(Items from a figure collection)
_____

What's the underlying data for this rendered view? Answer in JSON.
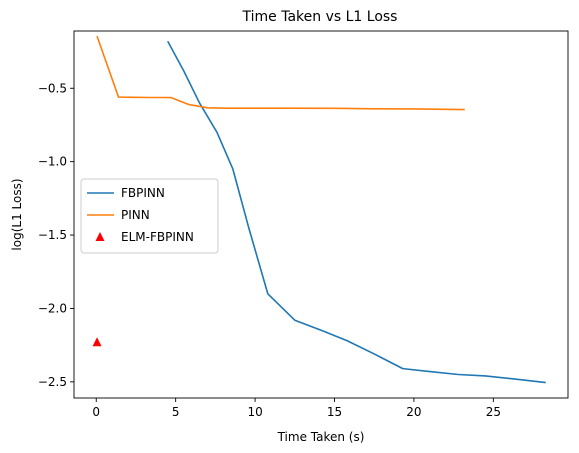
{
  "chart_data": {
    "type": "line",
    "title": "Time Taken vs L1 Loss",
    "xlabel": "Time Taken (s)",
    "ylabel": "log(L1 Loss)",
    "xlim": [
      -1.4,
      29.7
    ],
    "ylim": [
      -2.61,
      -0.11
    ],
    "xticks": [
      0,
      5,
      10,
      15,
      20,
      25
    ],
    "xtick_labels": [
      "0",
      "5",
      "10",
      "15",
      "20",
      "25"
    ],
    "yticks": [
      -2.5,
      -2.0,
      -1.5,
      -1.0,
      -0.5
    ],
    "ytick_labels": [
      "−2.5",
      "−2.0",
      "−1.5",
      "−1.0",
      "−0.5"
    ],
    "grid": false,
    "legend_position": "center-left",
    "series": [
      {
        "name": "FBPINN",
        "kind": "line",
        "color": "#1f77b4",
        "x": [
          4.5,
          5.5,
          6.5,
          7.6,
          8.6,
          9.6,
          10.8,
          12.5,
          14.2,
          15.8,
          17.5,
          19.3,
          21.0,
          22.8,
          24.5,
          26.3,
          28.3
        ],
        "y": [
          -0.18,
          -0.38,
          -0.6,
          -0.8,
          -1.05,
          -1.45,
          -1.9,
          -2.08,
          -2.15,
          -2.22,
          -2.31,
          -2.41,
          -2.43,
          -2.45,
          -2.46,
          -2.48,
          -2.505
        ]
      },
      {
        "name": "PINN",
        "kind": "line",
        "color": "#ff7f0e",
        "x": [
          0.05,
          1.4,
          2.3,
          3.5,
          4.7,
          5.8,
          7.0,
          8.2,
          10.0,
          12.0,
          15.0,
          17.5,
          20.0,
          23.2
        ],
        "y": [
          -0.145,
          -0.56,
          -0.562,
          -0.563,
          -0.563,
          -0.61,
          -0.633,
          -0.636,
          -0.636,
          -0.636,
          -0.637,
          -0.64,
          -0.641,
          -0.645
        ]
      },
      {
        "name": "ELM-FBPINN",
        "kind": "marker",
        "marker": "triangle",
        "color": "#ff0000",
        "x": [
          0.05
        ],
        "y": [
          -2.23
        ]
      }
    ]
  }
}
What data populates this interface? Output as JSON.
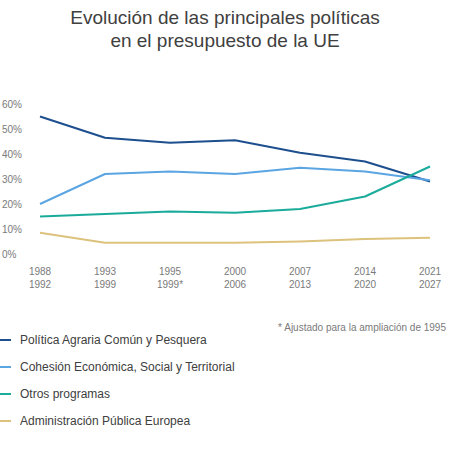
{
  "chart_data": {
    "type": "line",
    "title": "Evolución de las principales políticas\nen el presupuesto de la UE",
    "categories": [
      "1988\n1992",
      "1993\n1999",
      "1995\n1999*",
      "2000\n2006",
      "2007\n2013",
      "2014\n2020",
      "2021\n2027"
    ],
    "series": [
      {
        "name": "Política Agraria Común y Pesquera",
        "color": "#1d4f8e",
        "values": [
          55,
          46.5,
          44.5,
          45.5,
          40.5,
          37,
          29
        ]
      },
      {
        "name": "Cohesión Económica, Social y Territorial",
        "color": "#5aa5e2",
        "values": [
          20,
          32,
          33,
          32,
          34.5,
          33,
          29.5
        ]
      },
      {
        "name": "Otros programas",
        "color": "#1bab9b",
        "values": [
          15,
          16,
          17,
          16.5,
          18,
          23,
          35
        ]
      },
      {
        "name": "Administración Pública Europea",
        "color": "#dcc27c",
        "values": [
          8.5,
          4.5,
          4.5,
          4.5,
          5,
          6,
          6.5
        ]
      }
    ],
    "ylim": [
      0,
      60
    ],
    "yticks": [
      {
        "value": 0,
        "label": "0%"
      },
      {
        "value": 10,
        "label": "10%"
      },
      {
        "value": 20,
        "label": "20%"
      },
      {
        "value": 30,
        "label": "30%"
      },
      {
        "value": 40,
        "label": "40%"
      },
      {
        "value": 50,
        "label": "50%"
      },
      {
        "value": 60,
        "label": "60%"
      }
    ],
    "grid": false,
    "legend": "bottom",
    "annotations": [
      "* Ajustado para la ampliación de 1995"
    ]
  }
}
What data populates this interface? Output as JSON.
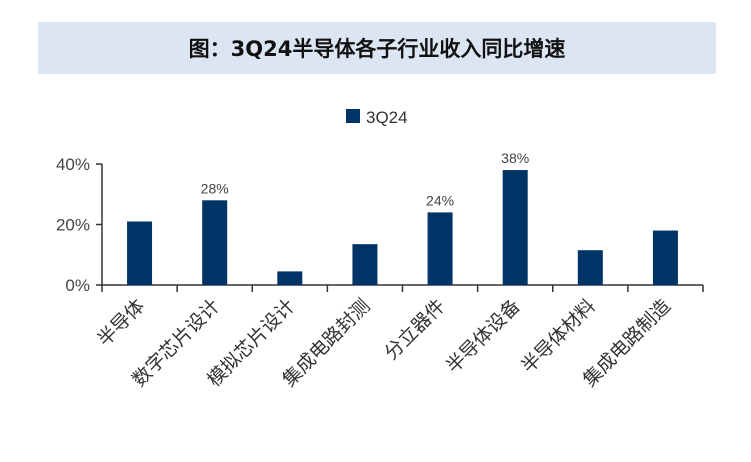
{
  "header": {
    "title": "图：3Q24半导体各子行业收入同比增速"
  },
  "chart_data": {
    "type": "bar",
    "categories": [
      "半导体",
      "数字芯片设计",
      "模拟芯片设计",
      "集成电路封测",
      "分立器件",
      "半导体设备",
      "半导体材料",
      "集成电路制造"
    ],
    "series": [
      {
        "name": "3Q24",
        "values": [
          21,
          28,
          4.5,
          13.5,
          24,
          38,
          11.5,
          18
        ]
      }
    ],
    "data_labels": [
      "",
      "28%",
      "",
      "",
      "24%",
      "38%",
      "",
      ""
    ],
    "yticks": [
      0,
      20,
      40
    ],
    "ytick_labels": [
      "0%",
      "20%",
      "40%"
    ],
    "ylim": [
      0,
      40
    ],
    "legend": "top-center",
    "grid": false,
    "bar_color": "#003366"
  }
}
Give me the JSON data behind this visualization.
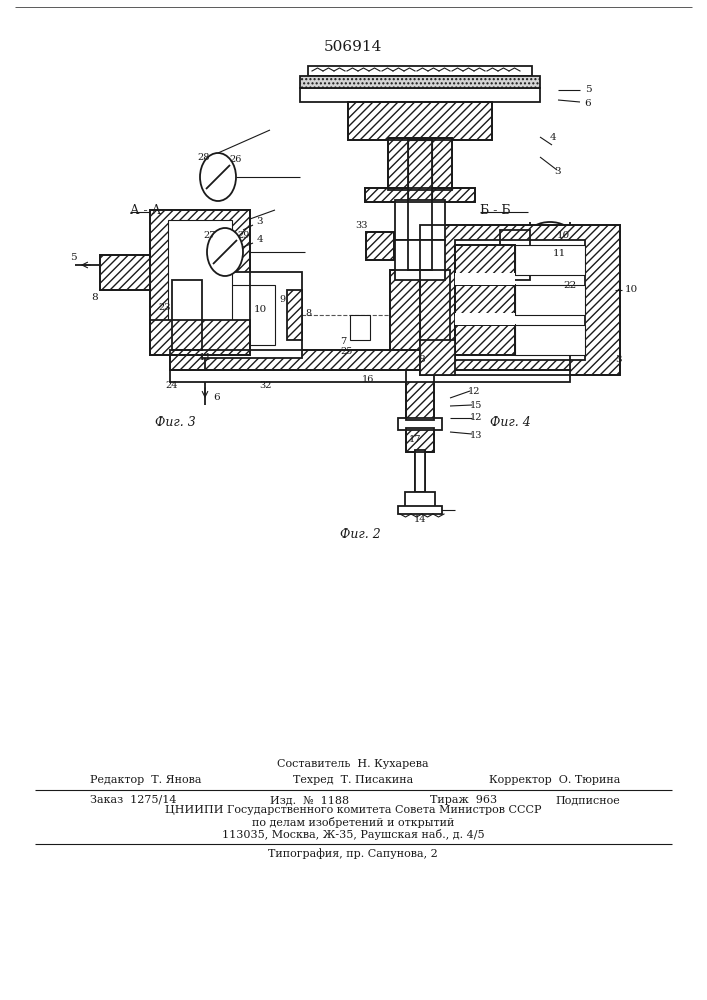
{
  "patent_number": "506914",
  "bg_color": "#ffffff",
  "line_color": "#1a1a1a",
  "fig2_label": "Фиг. 2",
  "fig3_label": "Фиг. 3",
  "fig4_label": "Фиг. 4",
  "aa_label": "А - А",
  "bb_label": "Б - Б",
  "footer_composer": "Составитель  Н. Кухарева",
  "footer_editor": "Редактор  Т. Янова",
  "footer_tech": "Техред  Т. Писакина",
  "footer_corrector": "Корректор  О. Тюрина",
  "footer_order": "Заказ  1275/14",
  "footer_edition": "Изд.  №  1188",
  "footer_copies": "Тираж  963",
  "footer_subscription": "Подписное",
  "footer_org": "ЦНИИПИ Государственного комитета Совета Министров СССР",
  "footer_dept": "по делам изобретений и открытий",
  "footer_address": "113035, Москва, Ж-35, Раушская наб., д. 4/5",
  "footer_print": "Типография, пр. Сапунова, 2"
}
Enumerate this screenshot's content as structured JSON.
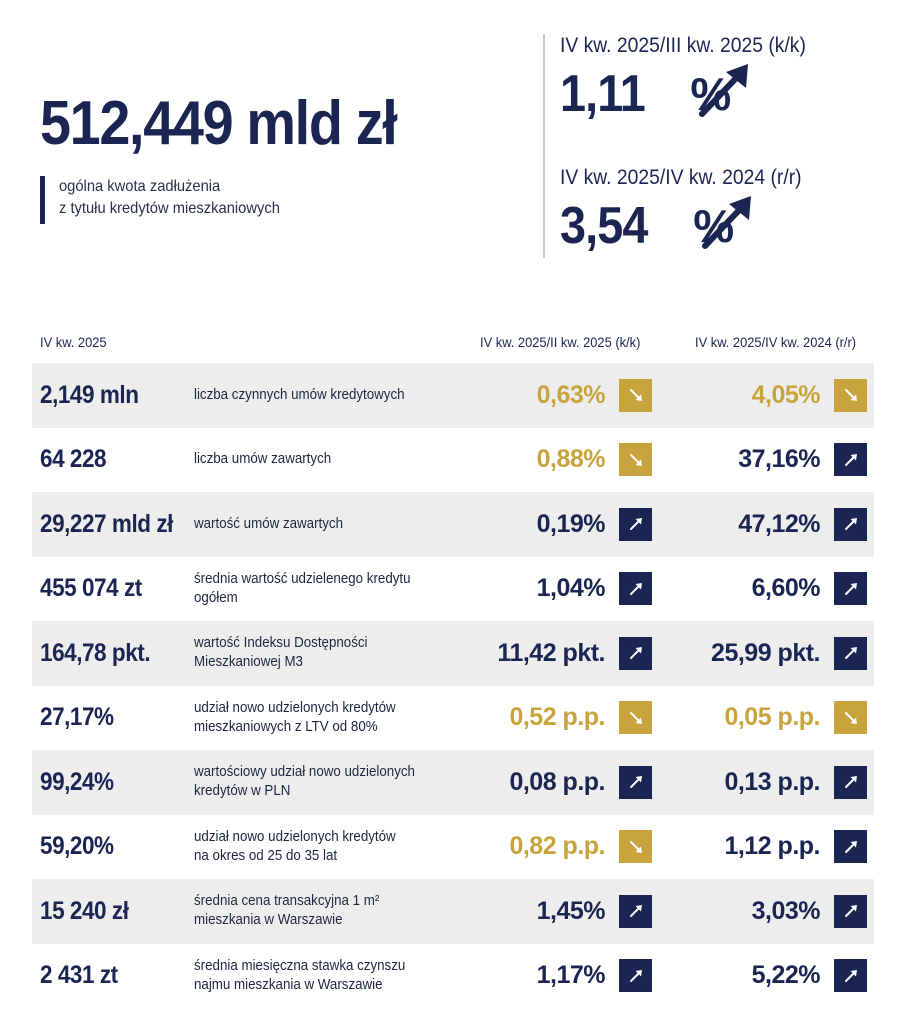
{
  "header": {
    "total_debt": "512,449 mld zł",
    "caption_lines": [
      "ogólna kwota zadłużenia",
      "z tytułu kredytów mieszkaniowych"
    ],
    "changes": [
      {
        "label": "IV kw. 2025/III kw. 2025 (k/k)",
        "value": "1,11",
        "unit": "%",
        "trend": "up"
      },
      {
        "label": "IV kw. 2025/IV kw. 2024 (r/r)",
        "value": "3,54",
        "unit": "%",
        "trend": "up"
      }
    ]
  },
  "table": {
    "headers": {
      "period": "IV kw. 2025",
      "kk": "IV kw. 2025/II kw. 2025 (k/k)",
      "rr": "IV kw. 2025/IV kw. 2024 (r/r)"
    },
    "rows": [
      {
        "value": "2,149 mln",
        "label": [
          "liczba czynnych umów kredytowych"
        ],
        "kk": {
          "value": "0,63%",
          "trend": "down"
        },
        "rr": {
          "value": "4,05%",
          "trend": "down"
        }
      },
      {
        "value": "64 228",
        "label": [
          "liczba umów zawartych"
        ],
        "kk": {
          "value": "0,88%",
          "trend": "down"
        },
        "rr": {
          "value": "37,16%",
          "trend": "up"
        }
      },
      {
        "value": "29,227 mld zł",
        "label": [
          "wartość umów zawartych"
        ],
        "kk": {
          "value": "0,19%",
          "trend": "up"
        },
        "rr": {
          "value": "47,12%",
          "trend": "up"
        }
      },
      {
        "value": "455 074 zt",
        "label": [
          "średnia wartość udzielenego kredytu",
          "ogółem"
        ],
        "kk": {
          "value": "1,04%",
          "trend": "up"
        },
        "rr": {
          "value": "6,60%",
          "trend": "up"
        }
      },
      {
        "value": "164,78 pkt.",
        "label": [
          "wartość Indeksu Dostępności",
          "Mieszkaniowej M3"
        ],
        "kk": {
          "value": "11,42 pkt.",
          "trend": "up"
        },
        "rr": {
          "value": "25,99 pkt.",
          "trend": "up"
        }
      },
      {
        "value": "27,17%",
        "label": [
          "udział nowo udzielonych kredytów",
          "mieszkaniowych z LTV od 80%"
        ],
        "kk": {
          "value": "0,52 p.p.",
          "trend": "down"
        },
        "rr": {
          "value": "0,05 p.p.",
          "trend": "down"
        }
      },
      {
        "value": "99,24%",
        "label": [
          "wartościowy udział nowo udzielonych",
          "kredytów w PLN"
        ],
        "kk": {
          "value": "0,08 p.p.",
          "trend": "up"
        },
        "rr": {
          "value": "0,13 p.p.",
          "trend": "up"
        }
      },
      {
        "value": "59,20%",
        "label": [
          "udział nowo udzielonych kredytów",
          "na okres od 25 do 35 lat"
        ],
        "kk": {
          "value": "0,82 p.p.",
          "trend": "down"
        },
        "rr": {
          "value": "1,12 p.p.",
          "trend": "up"
        }
      },
      {
        "value": "15 240 zł",
        "label": [
          "średnia cena transakcyjna 1 m²",
          "mieszkania w Warszawie"
        ],
        "kk": {
          "value": "1,45%",
          "trend": "up"
        },
        "rr": {
          "value": "3,03%",
          "trend": "up"
        }
      },
      {
        "value": "2 431 zt",
        "label": [
          "średnia miesięczna stawka czynszu",
          "najmu mieszkania w Warszawie"
        ],
        "kk": {
          "value": "1,17%",
          "trend": "up"
        },
        "rr": {
          "value": "5,22%",
          "trend": "up"
        }
      }
    ]
  },
  "icons": {
    "up": "arrow-up-right-icon",
    "down": "arrow-down-right-icon"
  },
  "colors": {
    "navy": "#1b2552",
    "gold": "#c9a43e",
    "row_shade": "#ededed"
  }
}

_____

Search the listing for the word "kredytów" and return each line that holds it.

      "z tytułu kredytów mieszkaniowych"
          "udział nowo udzielonych kredytów",
          "kredytów w PLN"
          "udział nowo udzielonych kredytów",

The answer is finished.